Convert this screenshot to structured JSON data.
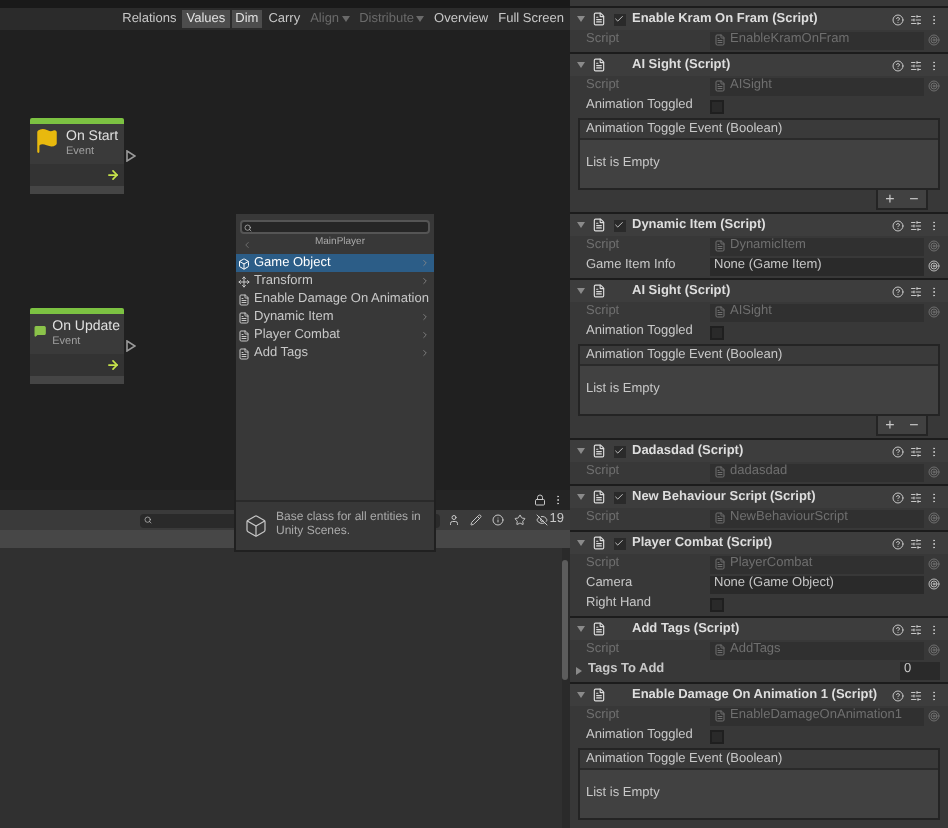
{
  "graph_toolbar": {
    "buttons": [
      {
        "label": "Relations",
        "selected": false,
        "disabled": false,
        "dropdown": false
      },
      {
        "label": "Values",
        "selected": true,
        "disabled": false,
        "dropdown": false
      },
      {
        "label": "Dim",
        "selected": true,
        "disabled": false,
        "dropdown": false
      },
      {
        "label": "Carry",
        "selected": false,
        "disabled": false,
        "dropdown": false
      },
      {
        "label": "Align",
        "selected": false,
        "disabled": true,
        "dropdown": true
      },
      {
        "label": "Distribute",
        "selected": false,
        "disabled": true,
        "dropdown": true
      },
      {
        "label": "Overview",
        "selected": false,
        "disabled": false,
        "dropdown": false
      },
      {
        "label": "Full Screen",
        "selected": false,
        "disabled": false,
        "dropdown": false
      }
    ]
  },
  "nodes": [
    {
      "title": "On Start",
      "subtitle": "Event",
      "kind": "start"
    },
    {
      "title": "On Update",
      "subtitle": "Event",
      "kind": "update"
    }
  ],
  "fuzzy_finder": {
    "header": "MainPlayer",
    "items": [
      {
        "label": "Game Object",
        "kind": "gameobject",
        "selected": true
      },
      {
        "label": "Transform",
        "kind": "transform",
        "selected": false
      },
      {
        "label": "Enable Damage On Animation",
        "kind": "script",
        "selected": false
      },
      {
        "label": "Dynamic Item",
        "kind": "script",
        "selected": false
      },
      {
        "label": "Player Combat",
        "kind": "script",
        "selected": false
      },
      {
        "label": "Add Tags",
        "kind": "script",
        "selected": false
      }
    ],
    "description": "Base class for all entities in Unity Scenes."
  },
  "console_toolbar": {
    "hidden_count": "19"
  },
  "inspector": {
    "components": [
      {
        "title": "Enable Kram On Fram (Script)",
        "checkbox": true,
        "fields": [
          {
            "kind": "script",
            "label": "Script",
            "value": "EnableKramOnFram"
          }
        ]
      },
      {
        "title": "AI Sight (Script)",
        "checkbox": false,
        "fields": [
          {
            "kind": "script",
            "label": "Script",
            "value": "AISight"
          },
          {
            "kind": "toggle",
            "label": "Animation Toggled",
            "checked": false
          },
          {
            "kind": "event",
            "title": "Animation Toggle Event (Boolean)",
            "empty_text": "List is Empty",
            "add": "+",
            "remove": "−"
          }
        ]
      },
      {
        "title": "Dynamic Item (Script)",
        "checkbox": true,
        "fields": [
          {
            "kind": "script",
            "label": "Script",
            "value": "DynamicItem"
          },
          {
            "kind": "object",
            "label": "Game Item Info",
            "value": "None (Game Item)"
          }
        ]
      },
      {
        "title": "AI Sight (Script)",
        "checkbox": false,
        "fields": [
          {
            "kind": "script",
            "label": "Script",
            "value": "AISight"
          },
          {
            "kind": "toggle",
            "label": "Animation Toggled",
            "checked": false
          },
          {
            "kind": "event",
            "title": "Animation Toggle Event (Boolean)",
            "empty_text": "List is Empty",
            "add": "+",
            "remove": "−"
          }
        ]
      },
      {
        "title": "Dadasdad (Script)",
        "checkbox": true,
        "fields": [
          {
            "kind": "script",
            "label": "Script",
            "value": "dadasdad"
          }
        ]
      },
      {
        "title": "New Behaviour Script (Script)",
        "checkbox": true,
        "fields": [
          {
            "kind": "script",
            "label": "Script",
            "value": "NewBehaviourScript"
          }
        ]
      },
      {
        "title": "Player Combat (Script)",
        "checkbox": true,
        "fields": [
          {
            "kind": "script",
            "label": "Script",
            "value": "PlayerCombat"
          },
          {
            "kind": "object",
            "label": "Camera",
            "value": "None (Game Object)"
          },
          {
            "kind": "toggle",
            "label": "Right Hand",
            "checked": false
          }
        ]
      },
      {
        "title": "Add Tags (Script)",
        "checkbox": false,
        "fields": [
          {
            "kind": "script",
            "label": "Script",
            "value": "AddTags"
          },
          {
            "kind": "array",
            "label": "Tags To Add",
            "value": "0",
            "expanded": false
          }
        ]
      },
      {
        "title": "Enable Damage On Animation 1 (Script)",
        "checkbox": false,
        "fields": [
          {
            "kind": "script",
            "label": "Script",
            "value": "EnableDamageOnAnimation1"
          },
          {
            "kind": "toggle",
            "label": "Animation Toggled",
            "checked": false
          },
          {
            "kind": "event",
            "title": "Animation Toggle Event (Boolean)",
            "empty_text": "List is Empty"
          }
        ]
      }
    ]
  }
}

--------------------------------

* [Required task]:
All of the material above should be reproduced exactly, except the pictures.

* [Solved problem]:
Convert this screenshot to structured JSON data.
{
  "graph_toolbar": {
    "buttons": [
      {
        "label": "Relations",
        "selected": false,
        "disabled": false,
        "dropdown": false
      },
      {
        "label": "Values",
        "selected": true,
        "disabled": false,
        "dropdown": false
      },
      {
        "label": "Dim",
        "selected": true,
        "disabled": false,
        "dropdown": false
      },
      {
        "label": "Carry",
        "selected": false,
        "disabled": false,
        "dropdown": false
      },
      {
        "label": "Align",
        "selected": false,
        "disabled": true,
        "dropdown": true
      },
      {
        "label": "Distribute",
        "selected": false,
        "disabled": true,
        "dropdown": true
      },
      {
        "label": "Overview",
        "selected": false,
        "disabled": false,
        "dropdown": false
      },
      {
        "label": "Full Screen",
        "selected": false,
        "disabled": false,
        "dropdown": false
      }
    ]
  },
  "nodes": [
    {
      "title": "On Start",
      "subtitle": "Event",
      "kind": "start"
    },
    {
      "title": "On Update",
      "subtitle": "Event",
      "kind": "update"
    }
  ],
  "fuzzy_finder": {
    "header": "MainPlayer",
    "items": [
      {
        "label": "Game Object",
        "kind": "gameobject",
        "selected": true
      },
      {
        "label": "Transform",
        "kind": "transform",
        "selected": false
      },
      {
        "label": "Enable Damage On Animation",
        "kind": "script",
        "selected": false
      },
      {
        "label": "Dynamic Item",
        "kind": "script",
        "selected": false
      },
      {
        "label": "Player Combat",
        "kind": "script",
        "selected": false
      },
      {
        "label": "Add Tags",
        "kind": "script",
        "selected": false
      }
    ],
    "description": "Base class for all entities in Unity Scenes."
  },
  "console_toolbar": {
    "hidden_count": "19"
  },
  "inspector": {
    "components": [
      {
        "title": "Enable Kram On Fram (Script)",
        "checkbox": true,
        "fields": [
          {
            "kind": "script",
            "label": "Script",
            "value": "EnableKramOnFram"
          }
        ]
      },
      {
        "title": "AI Sight (Script)",
        "checkbox": false,
        "fields": [
          {
            "kind": "script",
            "label": "Script",
            "value": "AISight"
          },
          {
            "kind": "toggle",
            "label": "Animation Toggled",
            "checked": false
          },
          {
            "kind": "event",
            "title": "Animation Toggle Event (Boolean)",
            "empty_text": "List is Empty",
            "add": "+",
            "remove": "−"
          }
        ]
      },
      {
        "title": "Dynamic Item (Script)",
        "checkbox": true,
        "fields": [
          {
            "kind": "script",
            "label": "Script",
            "value": "DynamicItem"
          },
          {
            "kind": "object",
            "label": "Game Item Info",
            "value": "None (Game Item)"
          }
        ]
      },
      {
        "title": "AI Sight (Script)",
        "checkbox": false,
        "fields": [
          {
            "kind": "script",
            "label": "Script",
            "value": "AISight"
          },
          {
            "kind": "toggle",
            "label": "Animation Toggled",
            "checked": false
          },
          {
            "kind": "event",
            "title": "Animation Toggle Event (Boolean)",
            "empty_text": "List is Empty",
            "add": "+",
            "remove": "−"
          }
        ]
      },
      {
        "title": "Dadasdad (Script)",
        "checkbox": true,
        "fields": [
          {
            "kind": "script",
            "label": "Script",
            "value": "dadasdad"
          }
        ]
      },
      {
        "title": "New Behaviour Script (Script)",
        "checkbox": true,
        "fields": [
          {
            "kind": "script",
            "label": "Script",
            "value": "NewBehaviourScript"
          }
        ]
      },
      {
        "title": "Player Combat (Script)",
        "checkbox": true,
        "fields": [
          {
            "kind": "script",
            "label": "Script",
            "value": "PlayerCombat"
          },
          {
            "kind": "object",
            "label": "Camera",
            "value": "None (Game Object)"
          },
          {
            "kind": "toggle",
            "label": "Right Hand",
            "checked": false
          }
        ]
      },
      {
        "title": "Add Tags (Script)",
        "checkbox": false,
        "fields": [
          {
            "kind": "script",
            "label": "Script",
            "value": "AddTags"
          },
          {
            "kind": "array",
            "label": "Tags To Add",
            "value": "0",
            "expanded": false
          }
        ]
      },
      {
        "title": "Enable Damage On Animation 1 (Script)",
        "checkbox": false,
        "fields": [
          {
            "kind": "script",
            "label": "Script",
            "value": "EnableDamageOnAnimation1"
          },
          {
            "kind": "toggle",
            "label": "Animation Toggled",
            "checked": false
          },
          {
            "kind": "event",
            "title": "Animation Toggle Event (Boolean)",
            "empty_text": "List is Empty"
          }
        ]
      }
    ]
  }
}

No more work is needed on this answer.